§ **Objective**:
For the listing below, give the number of lines in which "this" occurs. Add nothing.

§ **Record list**:
>> begin
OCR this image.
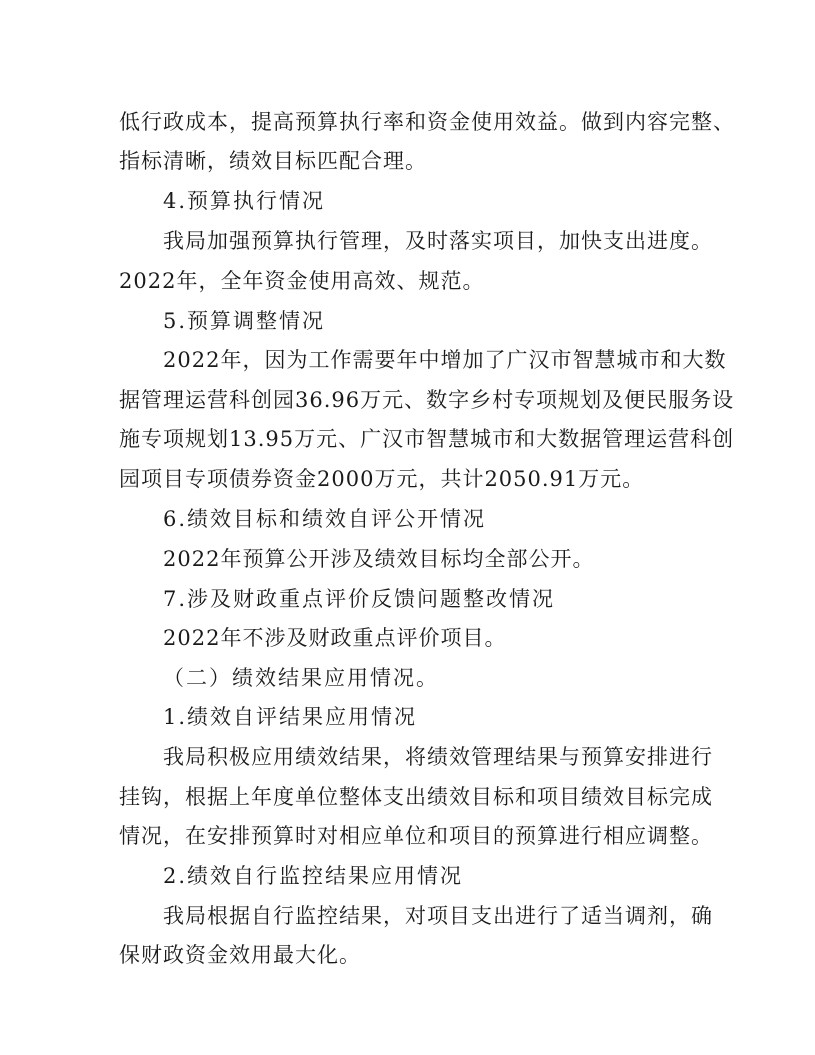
低行政成本，提高预算执行率和资金使用效益。做到内容完整、
指标清晰，绩效目标匹配合理。
4.预算执行情况
我局加强预算执行管理，及时落实项目，加快支出进度。
2022年，全年资金使用高效、规范。
5.预算调整情况
2022年，因为工作需要年中增加了广汉市智慧城市和大数
据管理运营科创园36.96万元、数字乡村专项规划及便民服务设
施专项规划13.95万元、广汉市智慧城市和大数据管理运营科创
园项目专项债券资金2000万元，共计2050.91万元。
6.绩效目标和绩效自评公开情况
2022年预算公开涉及绩效目标均全部公开。
7.涉及财政重点评价反馈问题整改情况
2022年不涉及财政重点评价项目。
（二）绩效结果应用情况。
1.绩效自评结果应用情况
我局积极应用绩效结果，将绩效管理结果与预算安排进行
挂钩，根据上年度单位整体支出绩效目标和项目绩效目标完成
情况，在安排预算时对相应单位和项目的预算进行相应调整。
2.绩效自行监控结果应用情况
我局根据自行监控结果，对项目支出进行了适当调剂，确
保财政资金效用最大化。
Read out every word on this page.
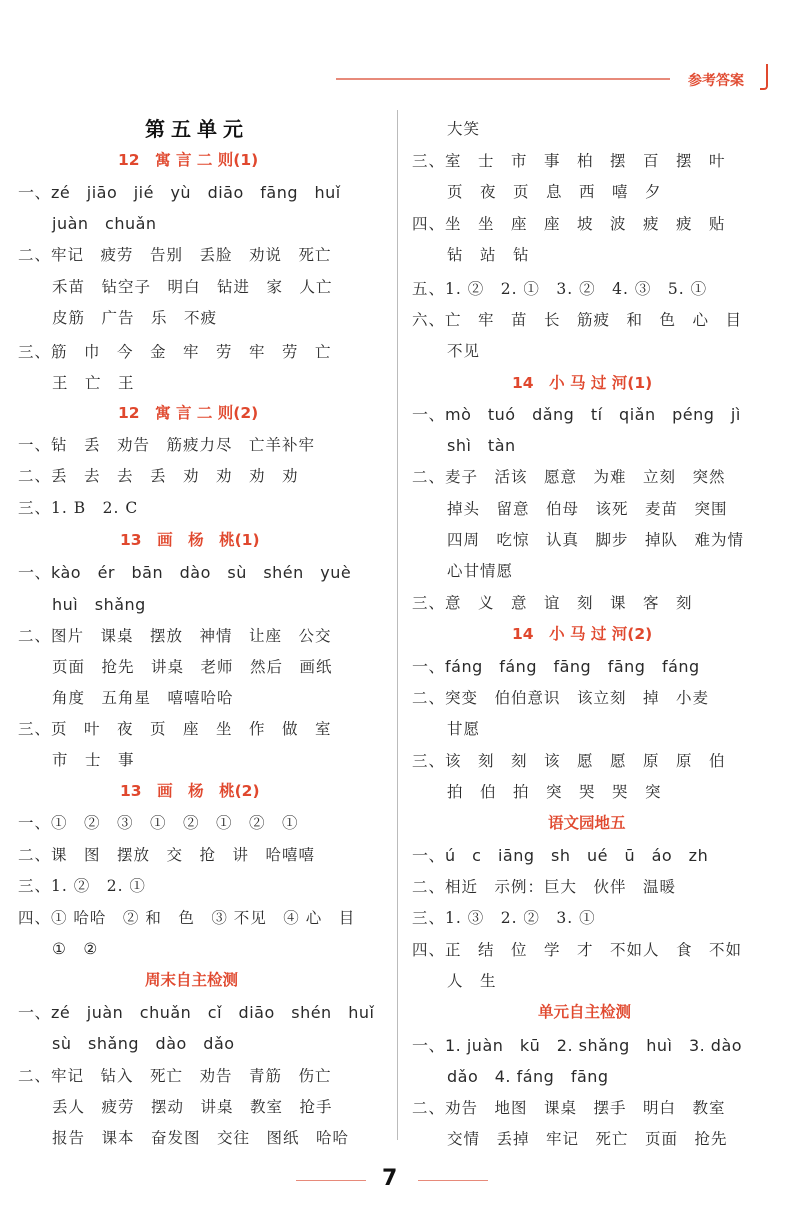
参考答案
第五单元
12　寓 言 二 则(1)
一、zé　jiāo　jié　yù　diāo　fāng　huǐ
juàn　chuǎn
二、牢记　疲劳　告别　丢脸　劝说　死亡
禾苗　钻空子　明白　钻进　家　人亡
皮筋　广告　乐　不疲
三、筋　巾　今　金　牢　劳　牢　劳　亡
王　亡　王
12　寓 言 二 则(2)
一、钻　丢　劝告　筋疲力尽　亡羊补牢
二、丢　去　去　丢　劝　劝　劝　劝
三、1. B　2. C
13　画　杨　桃(1)
一、kào　ér　bān　dào　sù　shén　yuè
huì　shǎng
二、图片　课桌　摆放　神情　让座　公交
页面　抢先　讲桌　老师　然后　画纸
角度　五角星　嘻嘻哈哈
三、页　叶　夜　页　座　坐　作　做　室
市　士　事
13　画　杨　桃(2)
一、①　②　③　①　②　①　②　①
二、课　图　摆放　交　抢　讲　哈嘻嘻
三、1. ②　2. ①
四、① 哈哈　② 和　色　③ 不见　④ 心　目
①　②
周末自主检测
一、zé　juàn　chuǎn　cǐ　diāo　shén　huǐ
sù　shǎng　dào　dǎo
二、牢记　钻入　死亡　劝告　青筋　伤亡
丢人　疲劳　摆动　讲桌　教室　抢手
报告　课本　奋发图　交往　图纸　哈哈
大笑
三、室　士　市　事　柏　摆　百　摆　叶
页　夜　页　息　西　嘻　夕
四、坐　坐　座　座　坡　波　疲　疲　贴
钻　站　钻
五、1. ②　2. ①　3. ②　4. ③　5. ①
六、亡　牢　苗　长　筋疲　和　色　心　目
不见
14　小 马 过 河(1)
一、mò　tuó　dǎng　tí　qiǎn　péng　jì
shì　tàn
二、麦子　活该　愿意　为难　立刻　突然
掉头　留意　伯母　该死　麦苗　突围
四周　吃惊　认真　脚步　掉队　难为情
心甘情愿
三、意　义　意　谊　刻　课　客　刻
14　小 马 过 河(2)
一、fáng　fáng　fāng　fāng　fáng
二、突变　伯伯意识　该立刻　掉　小麦
甘愿
三、该　刻　刻　该　愿　愿　原　原　伯
拍　伯　拍　突　哭　哭　突
语文园地五
一、ú　c　iāng　sh　ué　ū　áo　zh
二、相近　示例：巨大　伙伴　温暖
三、1. ③　2. ②　3. ①
四、正　结　位　学　才　不如人　食　不如
人　生
单元自主检测
一、1. juàn　kū　2. shǎng　huì　3. dào
dǎo　4. fáng　fāng
二、劝告　地图　课桌　摆手　明白　教室
交情　丢掉　牢记　死亡　页面　抢先
7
>> end
§ **Full output**:
2